[Written request]: Repeat all of the records verbatim.

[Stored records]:
....
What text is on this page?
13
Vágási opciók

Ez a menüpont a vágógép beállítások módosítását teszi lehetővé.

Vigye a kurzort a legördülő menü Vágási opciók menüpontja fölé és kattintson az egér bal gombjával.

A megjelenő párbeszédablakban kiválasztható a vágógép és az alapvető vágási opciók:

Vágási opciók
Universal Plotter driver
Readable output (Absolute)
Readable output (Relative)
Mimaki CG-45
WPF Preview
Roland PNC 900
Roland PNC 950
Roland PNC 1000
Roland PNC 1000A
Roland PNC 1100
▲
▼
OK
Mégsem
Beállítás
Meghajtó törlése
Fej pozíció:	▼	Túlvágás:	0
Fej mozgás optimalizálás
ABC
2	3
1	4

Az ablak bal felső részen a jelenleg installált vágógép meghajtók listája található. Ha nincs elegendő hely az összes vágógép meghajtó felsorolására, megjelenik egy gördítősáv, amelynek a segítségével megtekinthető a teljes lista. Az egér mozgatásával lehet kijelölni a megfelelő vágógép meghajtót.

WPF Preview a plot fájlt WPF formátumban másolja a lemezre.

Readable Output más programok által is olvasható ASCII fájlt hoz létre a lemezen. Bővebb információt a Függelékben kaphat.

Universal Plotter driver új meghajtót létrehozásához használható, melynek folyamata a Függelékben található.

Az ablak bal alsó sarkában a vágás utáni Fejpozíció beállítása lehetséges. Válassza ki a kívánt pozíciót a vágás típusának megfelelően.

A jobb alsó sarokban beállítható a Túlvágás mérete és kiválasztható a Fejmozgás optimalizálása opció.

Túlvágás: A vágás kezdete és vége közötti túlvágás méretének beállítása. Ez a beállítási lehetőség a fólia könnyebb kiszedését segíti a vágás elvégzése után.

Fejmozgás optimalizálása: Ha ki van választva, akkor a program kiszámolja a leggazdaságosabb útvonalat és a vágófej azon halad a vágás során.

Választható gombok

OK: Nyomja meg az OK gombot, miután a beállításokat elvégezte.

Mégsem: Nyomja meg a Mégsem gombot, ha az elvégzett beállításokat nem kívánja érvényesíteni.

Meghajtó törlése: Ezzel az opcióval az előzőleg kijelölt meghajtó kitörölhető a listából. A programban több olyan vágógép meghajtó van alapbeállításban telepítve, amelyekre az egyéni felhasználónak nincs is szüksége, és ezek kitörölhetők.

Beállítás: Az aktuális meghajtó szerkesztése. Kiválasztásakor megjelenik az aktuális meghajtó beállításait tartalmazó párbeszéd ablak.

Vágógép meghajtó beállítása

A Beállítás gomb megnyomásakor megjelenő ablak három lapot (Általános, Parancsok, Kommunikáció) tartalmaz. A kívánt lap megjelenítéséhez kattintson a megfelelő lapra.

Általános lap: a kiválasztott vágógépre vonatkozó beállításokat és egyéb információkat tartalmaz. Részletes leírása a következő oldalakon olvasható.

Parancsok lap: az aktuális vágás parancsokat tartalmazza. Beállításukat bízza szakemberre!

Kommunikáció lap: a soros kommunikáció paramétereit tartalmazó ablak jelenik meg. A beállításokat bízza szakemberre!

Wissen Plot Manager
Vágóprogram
....
[Solution to the problem]:
What text is on this page?
13
Vágási opciók

Ez a menüpont a vágógép beállítások módosítását teszi lehetővé.

Vigye a kurzort a legördülő menü Vágási opciók menüpontja fölé és kattintson az egér bal gombjával.

A megjelenő párbeszédablakban kiválasztható a vágógép és az alapvető vágási opciók:

Vágási opciók
Universal Plotter driver
Readable output (Absolute)
Readable output (Relative)
Mimaki CG-45
WPF Preview
Roland PNC 900
Roland PNC 950
Roland PNC 1000
Roland PNC 1000A
Roland PNC 1100
▲
▼
OK
Mégsem
Beállítás
Meghajtó törlése
Fej pozíció:	▼	Túlvágás:	0
Fej mozgás optimalizálás
ABC
2	3
1	4

Az ablak bal felső részen a jelenleg installált vágógép meghajtók listája található. Ha nincs elegendő hely az összes vágógép meghajtó felsorolására, megjelenik egy gördítősáv, amelynek a segítségével megtekinthető a teljes lista. Az egér mozgatásával lehet kijelölni a megfelelő vágógép meghajtót.

WPF Preview a plot fájlt WPF formátumban másolja a lemezre.

Readable Output más programok által is olvasható ASCII fájlt hoz létre a lemezen. Bővebb információt a Függelékben kaphat.

Universal Plotter driver új meghajtót létrehozásához használható, melynek folyamata a Függelékben található.

Az ablak bal alsó sarkában a vágás utáni Fejpozíció beállítása lehetséges. Válassza ki a kívánt pozíciót a vágás típusának megfelelően.

A jobb alsó sarokban beállítható a Túlvágás mérete és kiválasztható a Fejmozgás optimalizálása opció.

Túlvágás: A vágás kezdete és vége közötti túlvágás méretének beállítása. Ez a beállítási lehetőség a fólia könnyebb kiszedését segíti a vágás elvégzése után.

Fejmozgás optimalizálása: Ha ki van választva, akkor a program kiszámolja a leggazdaságosabb útvonalat és a vágófej azon halad a vágás során.

Választható gombok

OK: Nyomja meg az OK gombot, miután a beállításokat elvégezte.

Mégsem: Nyomja meg a Mégsem gombot, ha az elvégzett beállításokat nem kívánja érvényesíteni.

Meghajtó törlése: Ezzel az opcióval az előzőleg kijelölt meghajtó kitörölhető a listából. A programban több olyan vágógép meghajtó van alapbeállításban telepítve, amelyekre az egyéni felhasználónak nincs is szüksége, és ezek kitörölhetők.

Beállítás: Az aktuális meghajtó szerkesztése. Kiválasztásakor megjelenik az aktuális meghajtó beállításait tartalmazó párbeszéd ablak.

Vágógép meghajtó beállítása

A Beállítás gomb megnyomásakor megjelenő ablak három lapot (Általános, Parancsok, Kommunikáció) tartalmaz. A kívánt lap megjelenítéséhez kattintson a megfelelő lapra.

Általános lap: a kiválasztott vágógépre vonatkozó beállításokat és egyéb információkat tartalmaz. Részletes leírása a következő oldalakon olvasható.

Parancsok lap: az aktuális vágás parancsokat tartalmazza. Beállításukat bízza szakemberre!

Kommunikáció lap: a soros kommunikáció paramétereit tartalmazó ablak jelenik meg. A beállításokat bízza szakemberre!

Wissen Plot Manager
Vágóprogram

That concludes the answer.